**TASK BRIEF**: Whenever a line below holds the word "Month", copy that line.

[Records from a collection of figures]

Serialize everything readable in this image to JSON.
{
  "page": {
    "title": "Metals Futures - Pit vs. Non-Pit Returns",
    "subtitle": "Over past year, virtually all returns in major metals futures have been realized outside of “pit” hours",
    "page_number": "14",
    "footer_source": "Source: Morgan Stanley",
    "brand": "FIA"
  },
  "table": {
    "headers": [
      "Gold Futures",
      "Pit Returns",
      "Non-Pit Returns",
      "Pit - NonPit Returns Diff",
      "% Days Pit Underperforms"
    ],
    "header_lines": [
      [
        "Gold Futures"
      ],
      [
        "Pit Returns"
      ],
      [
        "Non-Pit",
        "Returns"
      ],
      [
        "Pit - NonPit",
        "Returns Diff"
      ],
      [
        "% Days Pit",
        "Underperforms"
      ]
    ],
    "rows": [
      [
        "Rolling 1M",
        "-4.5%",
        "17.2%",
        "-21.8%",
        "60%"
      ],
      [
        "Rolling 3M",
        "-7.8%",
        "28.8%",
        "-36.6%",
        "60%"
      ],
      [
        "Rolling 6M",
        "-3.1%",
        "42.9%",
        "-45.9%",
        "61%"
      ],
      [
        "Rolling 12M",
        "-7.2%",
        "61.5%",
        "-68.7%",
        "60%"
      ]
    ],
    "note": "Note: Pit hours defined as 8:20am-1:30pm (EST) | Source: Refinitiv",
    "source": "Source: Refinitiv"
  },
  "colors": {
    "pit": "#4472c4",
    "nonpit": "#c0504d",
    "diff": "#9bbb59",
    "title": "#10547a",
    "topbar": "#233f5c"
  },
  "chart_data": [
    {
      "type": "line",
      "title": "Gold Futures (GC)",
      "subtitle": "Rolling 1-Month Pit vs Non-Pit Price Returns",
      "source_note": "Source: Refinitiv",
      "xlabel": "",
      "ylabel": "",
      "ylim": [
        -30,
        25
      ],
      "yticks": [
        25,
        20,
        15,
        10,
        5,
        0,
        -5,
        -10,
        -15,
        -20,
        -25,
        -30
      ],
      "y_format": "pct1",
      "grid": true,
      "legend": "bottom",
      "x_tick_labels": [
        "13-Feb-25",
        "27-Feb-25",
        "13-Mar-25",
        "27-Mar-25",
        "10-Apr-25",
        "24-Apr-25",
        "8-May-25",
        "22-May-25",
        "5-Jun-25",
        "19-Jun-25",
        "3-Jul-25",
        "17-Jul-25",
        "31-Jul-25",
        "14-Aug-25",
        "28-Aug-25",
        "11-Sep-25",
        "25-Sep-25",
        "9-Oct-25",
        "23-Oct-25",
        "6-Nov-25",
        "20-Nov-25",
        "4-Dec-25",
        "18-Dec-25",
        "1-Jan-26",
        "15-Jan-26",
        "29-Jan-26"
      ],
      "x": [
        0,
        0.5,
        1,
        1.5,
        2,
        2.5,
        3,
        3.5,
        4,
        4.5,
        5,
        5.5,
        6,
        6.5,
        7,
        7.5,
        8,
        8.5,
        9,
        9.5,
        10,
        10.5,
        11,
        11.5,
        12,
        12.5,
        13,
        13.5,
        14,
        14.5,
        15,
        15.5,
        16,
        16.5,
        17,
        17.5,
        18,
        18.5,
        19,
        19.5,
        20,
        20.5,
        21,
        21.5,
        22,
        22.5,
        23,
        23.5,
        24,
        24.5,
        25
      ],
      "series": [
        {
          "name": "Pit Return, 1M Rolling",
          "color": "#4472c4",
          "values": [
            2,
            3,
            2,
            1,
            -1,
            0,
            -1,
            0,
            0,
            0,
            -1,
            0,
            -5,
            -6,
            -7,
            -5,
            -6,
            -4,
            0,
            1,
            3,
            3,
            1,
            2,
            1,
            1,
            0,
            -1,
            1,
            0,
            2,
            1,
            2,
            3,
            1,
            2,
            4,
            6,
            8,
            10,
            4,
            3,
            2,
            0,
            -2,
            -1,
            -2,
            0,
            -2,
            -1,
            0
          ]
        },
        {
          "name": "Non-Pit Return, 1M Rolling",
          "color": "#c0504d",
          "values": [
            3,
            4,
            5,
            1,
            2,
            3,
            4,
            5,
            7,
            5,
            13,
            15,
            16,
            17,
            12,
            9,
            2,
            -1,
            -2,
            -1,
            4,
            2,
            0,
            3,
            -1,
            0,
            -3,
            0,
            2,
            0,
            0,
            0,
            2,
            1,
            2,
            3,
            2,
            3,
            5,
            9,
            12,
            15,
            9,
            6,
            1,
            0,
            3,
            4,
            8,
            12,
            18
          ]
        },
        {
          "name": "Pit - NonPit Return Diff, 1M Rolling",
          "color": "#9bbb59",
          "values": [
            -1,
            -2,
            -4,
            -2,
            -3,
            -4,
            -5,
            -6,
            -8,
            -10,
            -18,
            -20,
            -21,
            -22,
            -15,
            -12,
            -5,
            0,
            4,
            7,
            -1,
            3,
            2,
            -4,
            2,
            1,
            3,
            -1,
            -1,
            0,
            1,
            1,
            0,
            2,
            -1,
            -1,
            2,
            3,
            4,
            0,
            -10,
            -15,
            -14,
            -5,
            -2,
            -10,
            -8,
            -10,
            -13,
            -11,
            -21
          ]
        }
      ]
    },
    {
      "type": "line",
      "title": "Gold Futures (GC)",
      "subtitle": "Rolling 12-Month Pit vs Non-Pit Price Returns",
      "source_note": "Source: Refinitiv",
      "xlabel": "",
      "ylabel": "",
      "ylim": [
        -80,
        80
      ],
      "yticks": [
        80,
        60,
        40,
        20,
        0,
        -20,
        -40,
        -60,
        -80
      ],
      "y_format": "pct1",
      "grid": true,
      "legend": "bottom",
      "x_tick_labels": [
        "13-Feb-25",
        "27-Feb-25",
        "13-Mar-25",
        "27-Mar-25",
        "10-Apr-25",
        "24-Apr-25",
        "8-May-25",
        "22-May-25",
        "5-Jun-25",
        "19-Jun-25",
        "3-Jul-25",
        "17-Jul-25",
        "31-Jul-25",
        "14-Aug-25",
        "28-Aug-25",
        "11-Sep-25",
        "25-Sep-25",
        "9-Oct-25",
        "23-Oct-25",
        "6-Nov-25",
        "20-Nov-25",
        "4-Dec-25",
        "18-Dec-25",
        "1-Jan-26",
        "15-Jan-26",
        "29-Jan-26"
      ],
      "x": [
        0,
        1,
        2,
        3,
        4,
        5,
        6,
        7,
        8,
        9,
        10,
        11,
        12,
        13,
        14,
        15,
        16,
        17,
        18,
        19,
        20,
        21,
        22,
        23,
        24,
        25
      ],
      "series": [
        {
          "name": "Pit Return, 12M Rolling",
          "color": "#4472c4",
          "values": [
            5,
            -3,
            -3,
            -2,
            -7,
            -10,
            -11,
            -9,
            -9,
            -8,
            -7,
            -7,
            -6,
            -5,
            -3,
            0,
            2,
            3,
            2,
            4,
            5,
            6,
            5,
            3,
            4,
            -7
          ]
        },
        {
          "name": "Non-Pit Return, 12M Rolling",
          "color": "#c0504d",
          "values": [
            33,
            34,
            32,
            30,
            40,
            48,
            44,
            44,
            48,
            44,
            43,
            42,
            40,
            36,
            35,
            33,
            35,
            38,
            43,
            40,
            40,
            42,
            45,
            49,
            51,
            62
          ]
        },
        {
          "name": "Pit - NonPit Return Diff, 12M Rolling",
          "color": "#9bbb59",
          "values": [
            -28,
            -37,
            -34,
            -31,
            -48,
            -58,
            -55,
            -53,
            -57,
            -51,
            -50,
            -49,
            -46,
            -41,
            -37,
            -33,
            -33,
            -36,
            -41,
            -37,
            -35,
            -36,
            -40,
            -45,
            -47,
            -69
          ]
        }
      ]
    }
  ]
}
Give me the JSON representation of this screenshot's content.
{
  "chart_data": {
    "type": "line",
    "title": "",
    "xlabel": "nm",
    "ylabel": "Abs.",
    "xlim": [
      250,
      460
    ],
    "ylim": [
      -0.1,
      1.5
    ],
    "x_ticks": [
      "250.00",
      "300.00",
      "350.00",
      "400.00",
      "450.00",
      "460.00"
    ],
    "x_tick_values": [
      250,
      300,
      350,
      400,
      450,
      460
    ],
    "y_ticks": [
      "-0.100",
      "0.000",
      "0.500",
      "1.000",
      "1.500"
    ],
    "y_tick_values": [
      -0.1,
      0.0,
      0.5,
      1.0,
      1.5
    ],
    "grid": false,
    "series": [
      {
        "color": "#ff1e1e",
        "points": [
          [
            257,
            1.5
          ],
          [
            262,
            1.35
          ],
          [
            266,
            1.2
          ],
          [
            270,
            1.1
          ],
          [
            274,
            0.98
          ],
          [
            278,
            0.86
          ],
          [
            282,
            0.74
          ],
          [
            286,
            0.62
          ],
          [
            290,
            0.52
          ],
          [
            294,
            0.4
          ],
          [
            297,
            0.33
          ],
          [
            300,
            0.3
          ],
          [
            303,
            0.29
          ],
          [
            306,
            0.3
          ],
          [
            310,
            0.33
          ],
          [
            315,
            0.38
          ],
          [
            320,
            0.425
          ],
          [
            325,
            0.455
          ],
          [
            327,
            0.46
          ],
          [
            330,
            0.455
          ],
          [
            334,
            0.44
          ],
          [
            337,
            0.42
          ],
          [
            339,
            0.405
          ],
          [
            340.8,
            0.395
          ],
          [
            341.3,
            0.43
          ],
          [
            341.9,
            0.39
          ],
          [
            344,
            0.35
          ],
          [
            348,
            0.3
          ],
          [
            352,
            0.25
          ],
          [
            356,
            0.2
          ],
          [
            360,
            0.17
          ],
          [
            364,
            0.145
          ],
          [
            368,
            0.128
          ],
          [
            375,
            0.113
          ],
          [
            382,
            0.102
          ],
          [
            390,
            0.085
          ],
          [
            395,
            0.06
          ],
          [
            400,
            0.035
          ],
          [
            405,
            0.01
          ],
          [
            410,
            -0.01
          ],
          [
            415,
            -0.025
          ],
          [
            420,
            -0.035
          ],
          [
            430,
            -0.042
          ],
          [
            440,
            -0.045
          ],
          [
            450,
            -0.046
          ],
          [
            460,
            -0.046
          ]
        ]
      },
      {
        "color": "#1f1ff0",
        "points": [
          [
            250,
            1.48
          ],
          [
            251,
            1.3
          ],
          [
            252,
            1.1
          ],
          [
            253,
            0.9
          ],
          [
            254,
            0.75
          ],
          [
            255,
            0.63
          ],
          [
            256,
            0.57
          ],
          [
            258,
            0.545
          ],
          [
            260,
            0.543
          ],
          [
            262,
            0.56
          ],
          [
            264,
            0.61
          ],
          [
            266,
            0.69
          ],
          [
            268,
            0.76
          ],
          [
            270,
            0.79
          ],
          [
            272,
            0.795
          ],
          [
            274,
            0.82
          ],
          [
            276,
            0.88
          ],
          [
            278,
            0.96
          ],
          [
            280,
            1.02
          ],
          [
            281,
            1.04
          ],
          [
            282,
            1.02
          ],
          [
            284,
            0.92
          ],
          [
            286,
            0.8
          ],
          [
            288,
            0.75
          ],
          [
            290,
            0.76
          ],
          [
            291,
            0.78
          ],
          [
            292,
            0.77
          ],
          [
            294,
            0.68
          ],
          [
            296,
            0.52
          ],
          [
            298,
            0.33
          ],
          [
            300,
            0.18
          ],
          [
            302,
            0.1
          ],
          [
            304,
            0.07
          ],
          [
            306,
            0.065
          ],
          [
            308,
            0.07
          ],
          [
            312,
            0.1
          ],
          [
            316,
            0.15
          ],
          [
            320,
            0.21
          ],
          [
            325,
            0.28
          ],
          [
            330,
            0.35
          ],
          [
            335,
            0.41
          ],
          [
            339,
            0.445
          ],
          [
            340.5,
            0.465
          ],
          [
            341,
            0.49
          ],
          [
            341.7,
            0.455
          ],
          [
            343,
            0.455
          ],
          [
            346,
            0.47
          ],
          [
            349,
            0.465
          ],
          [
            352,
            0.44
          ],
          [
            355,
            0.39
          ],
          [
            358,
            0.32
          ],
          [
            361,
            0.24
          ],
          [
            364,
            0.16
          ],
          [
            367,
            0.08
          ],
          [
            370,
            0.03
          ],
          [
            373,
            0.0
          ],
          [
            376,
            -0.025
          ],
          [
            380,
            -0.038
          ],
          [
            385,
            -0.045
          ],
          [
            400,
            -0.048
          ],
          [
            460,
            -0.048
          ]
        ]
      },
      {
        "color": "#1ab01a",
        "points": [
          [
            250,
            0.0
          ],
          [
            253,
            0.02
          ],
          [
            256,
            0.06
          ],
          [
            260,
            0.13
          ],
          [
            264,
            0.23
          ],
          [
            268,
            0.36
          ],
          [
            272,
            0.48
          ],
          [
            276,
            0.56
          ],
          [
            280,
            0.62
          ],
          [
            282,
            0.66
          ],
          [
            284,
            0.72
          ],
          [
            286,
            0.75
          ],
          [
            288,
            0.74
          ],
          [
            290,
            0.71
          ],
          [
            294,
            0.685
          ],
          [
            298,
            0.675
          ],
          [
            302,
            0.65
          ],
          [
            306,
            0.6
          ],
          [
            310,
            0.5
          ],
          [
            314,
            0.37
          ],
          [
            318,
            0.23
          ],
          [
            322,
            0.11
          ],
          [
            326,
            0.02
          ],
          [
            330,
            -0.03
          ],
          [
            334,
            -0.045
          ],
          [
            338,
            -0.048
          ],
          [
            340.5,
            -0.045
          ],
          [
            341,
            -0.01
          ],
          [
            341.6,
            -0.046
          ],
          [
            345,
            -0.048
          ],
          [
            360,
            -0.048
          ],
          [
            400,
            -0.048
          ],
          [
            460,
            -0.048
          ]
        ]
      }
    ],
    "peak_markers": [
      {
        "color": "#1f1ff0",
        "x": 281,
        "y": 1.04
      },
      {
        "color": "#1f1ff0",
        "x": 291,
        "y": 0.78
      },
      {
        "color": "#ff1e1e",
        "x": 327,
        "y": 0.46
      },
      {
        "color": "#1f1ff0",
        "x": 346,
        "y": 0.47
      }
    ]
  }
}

**EXERCISE RESULT**:
      "subtitle": "Rolling 1-Month Pit vs Non-Pit Price Returns",
      "subtitle": "Rolling 12-Month Pit vs Non-Pit Price Returns",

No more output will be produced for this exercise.